**REQUIRED WORK**
Whenever a line contains the string "bdla", copy it out of the entries.

(Data entries)
** START **
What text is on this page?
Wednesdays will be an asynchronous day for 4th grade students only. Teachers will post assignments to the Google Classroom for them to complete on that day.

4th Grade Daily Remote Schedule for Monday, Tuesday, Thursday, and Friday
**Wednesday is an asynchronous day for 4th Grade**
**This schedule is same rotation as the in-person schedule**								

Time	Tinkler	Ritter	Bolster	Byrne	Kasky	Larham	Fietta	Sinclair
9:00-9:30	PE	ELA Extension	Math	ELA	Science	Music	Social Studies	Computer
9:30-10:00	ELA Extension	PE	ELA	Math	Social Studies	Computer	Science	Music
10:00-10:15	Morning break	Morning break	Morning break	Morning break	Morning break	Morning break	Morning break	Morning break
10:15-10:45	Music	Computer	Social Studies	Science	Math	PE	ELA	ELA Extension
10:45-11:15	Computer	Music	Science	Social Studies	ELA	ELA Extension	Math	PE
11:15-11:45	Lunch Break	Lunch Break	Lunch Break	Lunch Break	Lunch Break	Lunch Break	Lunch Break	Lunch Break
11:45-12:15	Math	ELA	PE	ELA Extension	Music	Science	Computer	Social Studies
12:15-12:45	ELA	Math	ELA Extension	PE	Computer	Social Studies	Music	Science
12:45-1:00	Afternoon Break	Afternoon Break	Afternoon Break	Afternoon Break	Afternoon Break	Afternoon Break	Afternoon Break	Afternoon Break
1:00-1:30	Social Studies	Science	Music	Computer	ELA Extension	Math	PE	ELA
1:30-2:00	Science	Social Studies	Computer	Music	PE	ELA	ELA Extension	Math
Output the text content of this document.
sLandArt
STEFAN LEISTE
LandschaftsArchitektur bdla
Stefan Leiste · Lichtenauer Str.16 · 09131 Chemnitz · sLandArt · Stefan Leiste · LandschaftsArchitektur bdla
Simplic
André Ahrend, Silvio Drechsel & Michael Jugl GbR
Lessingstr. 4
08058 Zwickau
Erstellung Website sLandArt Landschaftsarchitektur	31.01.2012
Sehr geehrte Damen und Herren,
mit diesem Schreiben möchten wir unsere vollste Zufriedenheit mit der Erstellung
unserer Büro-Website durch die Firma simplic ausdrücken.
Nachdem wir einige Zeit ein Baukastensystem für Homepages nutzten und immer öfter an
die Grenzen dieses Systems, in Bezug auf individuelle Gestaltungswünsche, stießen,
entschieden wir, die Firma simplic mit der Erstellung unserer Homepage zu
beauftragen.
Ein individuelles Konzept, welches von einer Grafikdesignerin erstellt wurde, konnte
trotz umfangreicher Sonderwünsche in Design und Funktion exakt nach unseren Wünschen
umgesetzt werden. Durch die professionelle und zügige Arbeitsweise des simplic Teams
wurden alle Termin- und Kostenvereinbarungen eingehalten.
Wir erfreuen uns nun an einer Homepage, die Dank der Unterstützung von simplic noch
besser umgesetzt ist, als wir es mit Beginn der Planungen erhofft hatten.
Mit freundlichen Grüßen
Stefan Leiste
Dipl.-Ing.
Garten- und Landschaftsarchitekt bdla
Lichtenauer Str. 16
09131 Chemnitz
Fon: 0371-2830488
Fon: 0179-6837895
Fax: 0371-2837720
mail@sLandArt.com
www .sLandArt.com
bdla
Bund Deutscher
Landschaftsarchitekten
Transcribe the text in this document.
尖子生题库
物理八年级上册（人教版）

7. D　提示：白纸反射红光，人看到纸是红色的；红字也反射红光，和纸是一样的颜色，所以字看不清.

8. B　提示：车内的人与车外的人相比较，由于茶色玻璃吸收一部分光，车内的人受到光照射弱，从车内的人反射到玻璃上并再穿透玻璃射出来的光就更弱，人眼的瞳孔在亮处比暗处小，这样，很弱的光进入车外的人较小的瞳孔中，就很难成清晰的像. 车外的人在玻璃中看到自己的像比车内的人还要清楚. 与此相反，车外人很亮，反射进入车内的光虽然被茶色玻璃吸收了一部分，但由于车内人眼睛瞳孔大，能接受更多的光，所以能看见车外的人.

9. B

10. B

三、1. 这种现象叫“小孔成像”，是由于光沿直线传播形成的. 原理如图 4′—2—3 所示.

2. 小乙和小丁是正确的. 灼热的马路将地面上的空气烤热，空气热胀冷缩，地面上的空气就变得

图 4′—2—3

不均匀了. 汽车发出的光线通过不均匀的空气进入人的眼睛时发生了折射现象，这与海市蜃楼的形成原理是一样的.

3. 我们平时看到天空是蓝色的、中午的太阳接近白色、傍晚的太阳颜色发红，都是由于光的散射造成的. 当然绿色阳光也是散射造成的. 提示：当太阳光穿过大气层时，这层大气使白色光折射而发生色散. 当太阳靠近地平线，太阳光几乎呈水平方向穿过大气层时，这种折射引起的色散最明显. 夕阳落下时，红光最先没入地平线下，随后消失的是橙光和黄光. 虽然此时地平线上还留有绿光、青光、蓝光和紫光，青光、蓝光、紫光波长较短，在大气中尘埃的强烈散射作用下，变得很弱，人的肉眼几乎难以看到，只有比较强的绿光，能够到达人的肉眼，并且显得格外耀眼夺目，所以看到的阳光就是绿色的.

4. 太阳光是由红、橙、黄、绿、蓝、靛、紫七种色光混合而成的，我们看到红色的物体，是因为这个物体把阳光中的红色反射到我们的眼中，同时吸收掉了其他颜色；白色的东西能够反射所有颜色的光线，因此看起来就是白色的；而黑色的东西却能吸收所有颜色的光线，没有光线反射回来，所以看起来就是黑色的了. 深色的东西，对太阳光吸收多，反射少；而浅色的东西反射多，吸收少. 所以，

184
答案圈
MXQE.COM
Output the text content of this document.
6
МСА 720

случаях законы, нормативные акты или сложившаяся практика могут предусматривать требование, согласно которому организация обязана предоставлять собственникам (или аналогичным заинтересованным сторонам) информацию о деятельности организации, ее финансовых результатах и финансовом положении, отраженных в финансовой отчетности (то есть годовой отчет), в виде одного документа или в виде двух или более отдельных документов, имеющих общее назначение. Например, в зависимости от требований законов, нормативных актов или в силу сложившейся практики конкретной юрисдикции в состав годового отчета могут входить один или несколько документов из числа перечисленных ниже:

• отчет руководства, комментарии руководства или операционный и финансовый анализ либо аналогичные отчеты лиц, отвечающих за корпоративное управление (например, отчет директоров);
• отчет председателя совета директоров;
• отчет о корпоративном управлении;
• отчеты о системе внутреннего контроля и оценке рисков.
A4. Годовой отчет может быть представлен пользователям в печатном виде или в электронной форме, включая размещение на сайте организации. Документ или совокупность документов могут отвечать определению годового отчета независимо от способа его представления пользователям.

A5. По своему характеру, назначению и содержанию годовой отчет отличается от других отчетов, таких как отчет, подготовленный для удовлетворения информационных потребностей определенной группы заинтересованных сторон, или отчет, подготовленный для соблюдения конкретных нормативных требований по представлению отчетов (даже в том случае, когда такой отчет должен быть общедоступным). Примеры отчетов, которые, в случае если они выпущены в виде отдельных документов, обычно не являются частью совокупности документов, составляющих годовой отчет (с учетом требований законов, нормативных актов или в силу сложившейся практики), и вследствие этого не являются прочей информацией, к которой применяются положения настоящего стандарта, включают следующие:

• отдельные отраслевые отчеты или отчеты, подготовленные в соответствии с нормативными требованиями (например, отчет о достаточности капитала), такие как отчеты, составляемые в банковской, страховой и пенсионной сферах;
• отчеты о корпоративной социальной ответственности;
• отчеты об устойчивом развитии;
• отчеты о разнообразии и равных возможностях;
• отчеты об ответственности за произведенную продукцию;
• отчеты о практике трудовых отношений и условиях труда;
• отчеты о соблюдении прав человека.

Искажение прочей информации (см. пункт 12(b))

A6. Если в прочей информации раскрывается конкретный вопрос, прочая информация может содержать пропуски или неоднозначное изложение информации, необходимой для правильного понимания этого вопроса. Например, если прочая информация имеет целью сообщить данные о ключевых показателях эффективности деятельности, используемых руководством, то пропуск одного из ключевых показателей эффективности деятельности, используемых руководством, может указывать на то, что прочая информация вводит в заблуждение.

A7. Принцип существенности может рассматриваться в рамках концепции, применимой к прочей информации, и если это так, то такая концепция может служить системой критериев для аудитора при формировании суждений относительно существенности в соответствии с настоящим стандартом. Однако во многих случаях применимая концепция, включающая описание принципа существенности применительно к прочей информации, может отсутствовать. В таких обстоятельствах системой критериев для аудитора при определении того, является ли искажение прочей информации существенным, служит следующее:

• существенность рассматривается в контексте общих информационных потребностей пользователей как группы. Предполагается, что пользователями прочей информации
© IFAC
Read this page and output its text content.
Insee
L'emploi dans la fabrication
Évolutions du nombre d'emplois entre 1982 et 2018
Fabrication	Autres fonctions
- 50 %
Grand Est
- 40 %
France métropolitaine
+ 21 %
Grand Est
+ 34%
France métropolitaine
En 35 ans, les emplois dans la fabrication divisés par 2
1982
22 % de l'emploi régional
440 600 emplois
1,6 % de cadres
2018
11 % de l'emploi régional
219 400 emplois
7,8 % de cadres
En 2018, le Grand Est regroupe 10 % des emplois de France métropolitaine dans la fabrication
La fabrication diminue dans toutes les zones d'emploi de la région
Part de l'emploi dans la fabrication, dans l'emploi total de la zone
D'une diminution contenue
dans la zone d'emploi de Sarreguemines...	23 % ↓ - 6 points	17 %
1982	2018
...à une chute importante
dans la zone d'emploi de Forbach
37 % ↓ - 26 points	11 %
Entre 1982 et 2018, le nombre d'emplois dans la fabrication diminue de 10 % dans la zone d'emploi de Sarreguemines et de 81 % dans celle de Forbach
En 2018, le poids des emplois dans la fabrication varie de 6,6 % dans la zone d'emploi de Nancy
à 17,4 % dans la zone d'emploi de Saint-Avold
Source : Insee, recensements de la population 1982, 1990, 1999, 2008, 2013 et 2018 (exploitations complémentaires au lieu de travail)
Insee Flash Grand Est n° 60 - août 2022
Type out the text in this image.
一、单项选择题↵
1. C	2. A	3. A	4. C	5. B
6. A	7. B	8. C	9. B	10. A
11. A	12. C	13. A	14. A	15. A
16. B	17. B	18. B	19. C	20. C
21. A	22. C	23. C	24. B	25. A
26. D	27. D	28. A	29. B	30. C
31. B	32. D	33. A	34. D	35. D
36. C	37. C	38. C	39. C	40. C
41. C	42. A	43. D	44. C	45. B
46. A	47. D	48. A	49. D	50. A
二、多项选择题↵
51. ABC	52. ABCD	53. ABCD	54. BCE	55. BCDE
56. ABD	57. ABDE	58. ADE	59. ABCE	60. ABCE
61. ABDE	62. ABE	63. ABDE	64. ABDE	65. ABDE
** END **
**ANSWER TO THE EXERCISE**
LandschaftsArchitektur bdla
Stefan Leiste · Lichtenauer Str.16 · 09131 Chemnitz · sLandArt · Stefan Leiste · LandschaftsArchitektur bdla
Garten- und Landschaftsarchitekt bdla
bdla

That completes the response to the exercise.